### [DATASET RECORDS]
● ● ● ● ●

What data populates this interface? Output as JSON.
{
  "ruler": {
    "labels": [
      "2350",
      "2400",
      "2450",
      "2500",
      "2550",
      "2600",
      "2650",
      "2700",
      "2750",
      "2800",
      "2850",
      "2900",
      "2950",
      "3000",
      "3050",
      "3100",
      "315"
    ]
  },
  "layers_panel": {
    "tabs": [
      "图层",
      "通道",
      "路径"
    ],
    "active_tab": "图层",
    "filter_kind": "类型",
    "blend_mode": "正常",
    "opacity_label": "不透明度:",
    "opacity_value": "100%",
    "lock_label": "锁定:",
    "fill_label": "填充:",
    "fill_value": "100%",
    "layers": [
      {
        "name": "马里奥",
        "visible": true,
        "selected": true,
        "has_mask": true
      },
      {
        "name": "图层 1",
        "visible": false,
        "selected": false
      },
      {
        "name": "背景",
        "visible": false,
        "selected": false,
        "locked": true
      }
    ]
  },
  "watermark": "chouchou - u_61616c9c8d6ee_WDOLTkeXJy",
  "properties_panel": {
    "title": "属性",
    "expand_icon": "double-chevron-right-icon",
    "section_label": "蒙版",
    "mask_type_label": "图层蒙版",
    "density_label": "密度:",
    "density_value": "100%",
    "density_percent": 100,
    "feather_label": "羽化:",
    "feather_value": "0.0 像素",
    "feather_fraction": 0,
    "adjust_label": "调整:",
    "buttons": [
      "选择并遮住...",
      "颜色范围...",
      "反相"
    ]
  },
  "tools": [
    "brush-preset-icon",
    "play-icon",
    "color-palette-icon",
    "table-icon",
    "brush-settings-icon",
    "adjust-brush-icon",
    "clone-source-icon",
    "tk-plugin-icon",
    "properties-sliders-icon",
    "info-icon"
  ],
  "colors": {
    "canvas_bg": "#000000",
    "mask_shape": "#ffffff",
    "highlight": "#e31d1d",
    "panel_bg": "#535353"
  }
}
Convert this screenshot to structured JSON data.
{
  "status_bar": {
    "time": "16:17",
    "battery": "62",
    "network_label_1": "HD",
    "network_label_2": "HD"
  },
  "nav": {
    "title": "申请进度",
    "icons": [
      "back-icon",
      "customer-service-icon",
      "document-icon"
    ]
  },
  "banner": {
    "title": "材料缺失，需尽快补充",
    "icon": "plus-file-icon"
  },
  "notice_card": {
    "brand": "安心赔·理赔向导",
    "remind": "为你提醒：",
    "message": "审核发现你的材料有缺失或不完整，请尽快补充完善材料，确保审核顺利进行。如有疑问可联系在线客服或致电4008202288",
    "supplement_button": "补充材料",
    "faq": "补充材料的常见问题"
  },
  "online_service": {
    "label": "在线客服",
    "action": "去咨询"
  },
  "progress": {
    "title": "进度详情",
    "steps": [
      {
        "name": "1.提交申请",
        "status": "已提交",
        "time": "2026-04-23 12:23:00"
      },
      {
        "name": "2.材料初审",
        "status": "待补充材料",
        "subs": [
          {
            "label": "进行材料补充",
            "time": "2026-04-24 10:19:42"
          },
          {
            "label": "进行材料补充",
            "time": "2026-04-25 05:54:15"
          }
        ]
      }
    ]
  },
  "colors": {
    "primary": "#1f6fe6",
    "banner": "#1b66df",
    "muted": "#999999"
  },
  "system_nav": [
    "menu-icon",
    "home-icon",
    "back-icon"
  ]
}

● ● ● ● ●

Restate all of the entries above precisely.

What data populates this interface? Output as JSON.
{
  "ruler": {
    "labels": [
      "2350",
      "2400",
      "2450",
      "2500",
      "2550",
      "2600",
      "2650",
      "2700",
      "2750",
      "2800",
      "2850",
      "2900",
      "2950",
      "3000",
      "3050",
      "3100",
      "315"
    ]
  },
  "layers_panel": {
    "tabs": [
      "图层",
      "通道",
      "路径"
    ],
    "active_tab": "图层",
    "filter_kind": "类型",
    "blend_mode": "正常",
    "opacity_label": "不透明度:",
    "opacity_value": "100%",
    "lock_label": "锁定:",
    "fill_label": "填充:",
    "fill_value": "100%",
    "layers": [
      {
        "name": "马里奥",
        "visible": true,
        "selected": true,
        "has_mask": true
      },
      {
        "name": "图层 1",
        "visible": false,
        "selected": false
      },
      {
        "name": "背景",
        "visible": false,
        "selected": false,
        "locked": true
      }
    ]
  },
  "watermark": "chouchou - u_61616c9c8d6ee_WDOLTkeXJy",
  "properties_panel": {
    "title": "属性",
    "expand_icon": "double-chevron-right-icon",
    "section_label": "蒙版",
    "mask_type_label": "图层蒙版",
    "density_label": "密度:",
    "density_value": "100%",
    "density_percent": 100,
    "feather_label": "羽化:",
    "feather_value": "0.0 像素",
    "feather_fraction": 0,
    "adjust_label": "调整:",
    "buttons": [
      "选择并遮住...",
      "颜色范围...",
      "反相"
    ]
  },
  "tools": [
    "brush-preset-icon",
    "play-icon",
    "color-palette-icon",
    "table-icon",
    "brush-settings-icon",
    "adjust-brush-icon",
    "clone-source-icon",
    "tk-plugin-icon",
    "properties-sliders-icon",
    "info-icon"
  ],
  "colors": {
    "canvas_bg": "#000000",
    "mask_shape": "#ffffff",
    "highlight": "#e31d1d",
    "panel_bg": "#535353"
  }
}
Convert this screenshot to structured JSON data.
{
  "status_bar": {
    "time": "16:17",
    "battery": "62",
    "network_label_1": "HD",
    "network_label_2": "HD"
  },
  "nav": {
    "title": "申请进度",
    "icons": [
      "back-icon",
      "customer-service-icon",
      "document-icon"
    ]
  },
  "banner": {
    "title": "材料缺失，需尽快补充",
    "icon": "plus-file-icon"
  },
  "notice_card": {
    "brand": "安心赔·理赔向导",
    "remind": "为你提醒：",
    "message": "审核发现你的材料有缺失或不完整，请尽快补充完善材料，确保审核顺利进行。如有疑问可联系在线客服或致电4008202288",
    "supplement_button": "补充材料",
    "faq": "补充材料的常见问题"
  },
  "online_service": {
    "label": "在线客服",
    "action": "去咨询"
  },
  "progress": {
    "title": "进度详情",
    "steps": [
      {
        "name": "1.提交申请",
        "status": "已提交",
        "time": "2026-04-23 12:23:00"
      },
      {
        "name": "2.材料初审",
        "status": "待补充材料",
        "subs": [
          {
            "label": "进行材料补充",
            "time": "2026-04-24 10:19:42"
          },
          {
            "label": "进行材料补充",
            "time": "2026-04-25 05:54:15"
          }
        ]
      }
    ]
  },
  "colors": {
    "primary": "#1f6fe6",
    "banner": "#1b66df",
    "muted": "#999999"
  },
  "system_nav": [
    "menu-icon",
    "home-icon",
    "back-icon"
  ]
}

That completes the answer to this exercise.